**WHAT THE EXERCISE ASKS:** Leave out any picture and return the remaining listing below exactly as given.

--- START OF INPUT DATA ---

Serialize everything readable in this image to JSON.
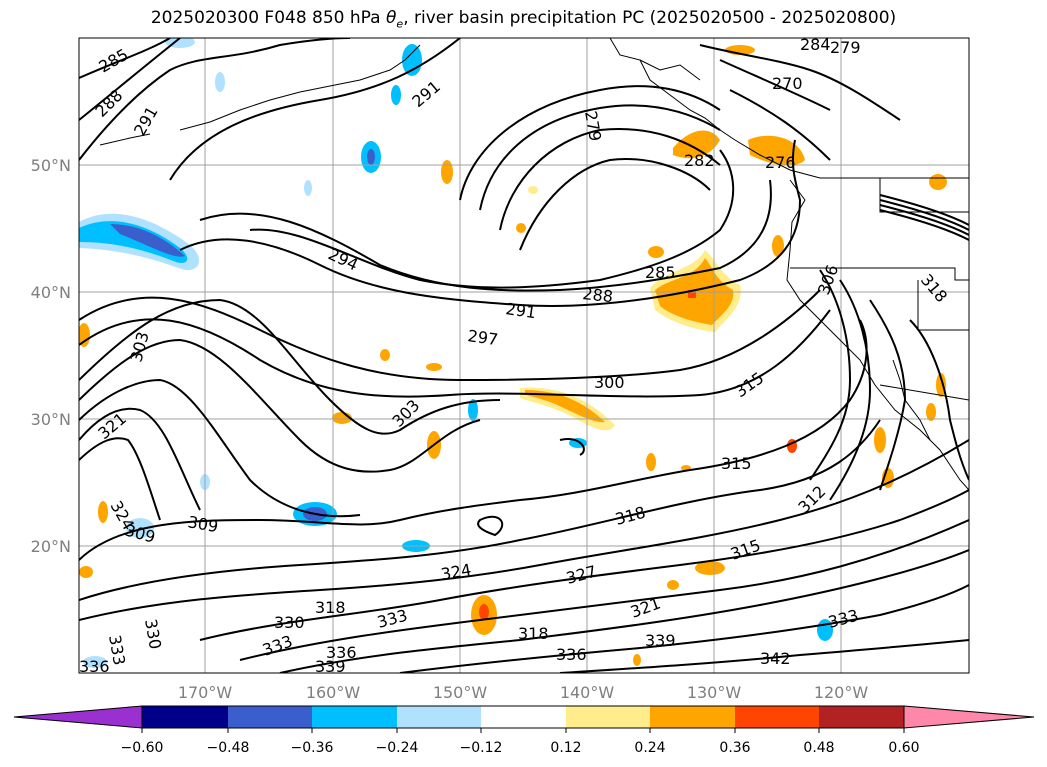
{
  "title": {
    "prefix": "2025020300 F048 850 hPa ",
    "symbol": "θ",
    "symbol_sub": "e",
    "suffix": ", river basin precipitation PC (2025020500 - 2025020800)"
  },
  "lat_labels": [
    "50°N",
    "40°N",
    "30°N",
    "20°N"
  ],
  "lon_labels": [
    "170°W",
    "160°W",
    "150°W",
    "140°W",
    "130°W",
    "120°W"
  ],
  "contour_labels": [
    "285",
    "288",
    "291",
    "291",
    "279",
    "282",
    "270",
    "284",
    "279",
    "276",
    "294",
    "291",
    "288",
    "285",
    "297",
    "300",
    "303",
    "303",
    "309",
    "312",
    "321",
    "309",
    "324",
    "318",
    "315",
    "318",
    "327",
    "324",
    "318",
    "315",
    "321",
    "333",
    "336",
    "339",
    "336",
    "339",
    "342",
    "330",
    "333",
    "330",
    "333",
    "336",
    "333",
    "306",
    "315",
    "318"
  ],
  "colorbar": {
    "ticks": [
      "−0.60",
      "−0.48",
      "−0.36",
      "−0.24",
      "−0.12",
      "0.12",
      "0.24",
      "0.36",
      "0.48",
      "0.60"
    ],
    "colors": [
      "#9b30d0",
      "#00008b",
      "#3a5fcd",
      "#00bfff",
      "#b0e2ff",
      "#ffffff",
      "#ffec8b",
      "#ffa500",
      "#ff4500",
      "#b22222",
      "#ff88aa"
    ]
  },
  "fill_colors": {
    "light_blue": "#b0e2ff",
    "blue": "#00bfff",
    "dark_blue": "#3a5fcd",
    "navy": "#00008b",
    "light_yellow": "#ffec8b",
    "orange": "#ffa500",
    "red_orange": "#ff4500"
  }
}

--- END OF INPUT DATA ---

**ANSWER BELOW:**
Serialize everything readable in this image to JSON.
{
  "title": {
    "prefix": "2025020300 F048 850 hPa ",
    "symbol": "θ",
    "symbol_sub": "e",
    "suffix": ", river basin precipitation PC (2025020500 - 2025020800)"
  },
  "lat_labels": [
    "50°N",
    "40°N",
    "30°N",
    "20°N"
  ],
  "lon_labels": [
    "170°W",
    "160°W",
    "150°W",
    "140°W",
    "130°W",
    "120°W"
  ],
  "contour_labels": [
    "285",
    "288",
    "291",
    "291",
    "279",
    "282",
    "270",
    "284",
    "279",
    "276",
    "294",
    "291",
    "288",
    "285",
    "297",
    "300",
    "303",
    "303",
    "309",
    "312",
    "321",
    "309",
    "324",
    "318",
    "315",
    "318",
    "327",
    "324",
    "318",
    "315",
    "321",
    "333",
    "336",
    "339",
    "336",
    "339",
    "342",
    "330",
    "333",
    "330",
    "333",
    "336",
    "333",
    "306",
    "315",
    "318"
  ],
  "colorbar": {
    "ticks": [
      "−0.60",
      "−0.48",
      "−0.36",
      "−0.24",
      "−0.12",
      "0.12",
      "0.24",
      "0.36",
      "0.48",
      "0.60"
    ],
    "colors": [
      "#9b30d0",
      "#00008b",
      "#3a5fcd",
      "#00bfff",
      "#b0e2ff",
      "#ffffff",
      "#ffec8b",
      "#ffa500",
      "#ff4500",
      "#b22222",
      "#ff88aa"
    ]
  },
  "fill_colors": {
    "light_blue": "#b0e2ff",
    "blue": "#00bfff",
    "dark_blue": "#3a5fcd",
    "navy": "#00008b",
    "light_yellow": "#ffec8b",
    "orange": "#ffa500",
    "red_orange": "#ff4500"
  }
}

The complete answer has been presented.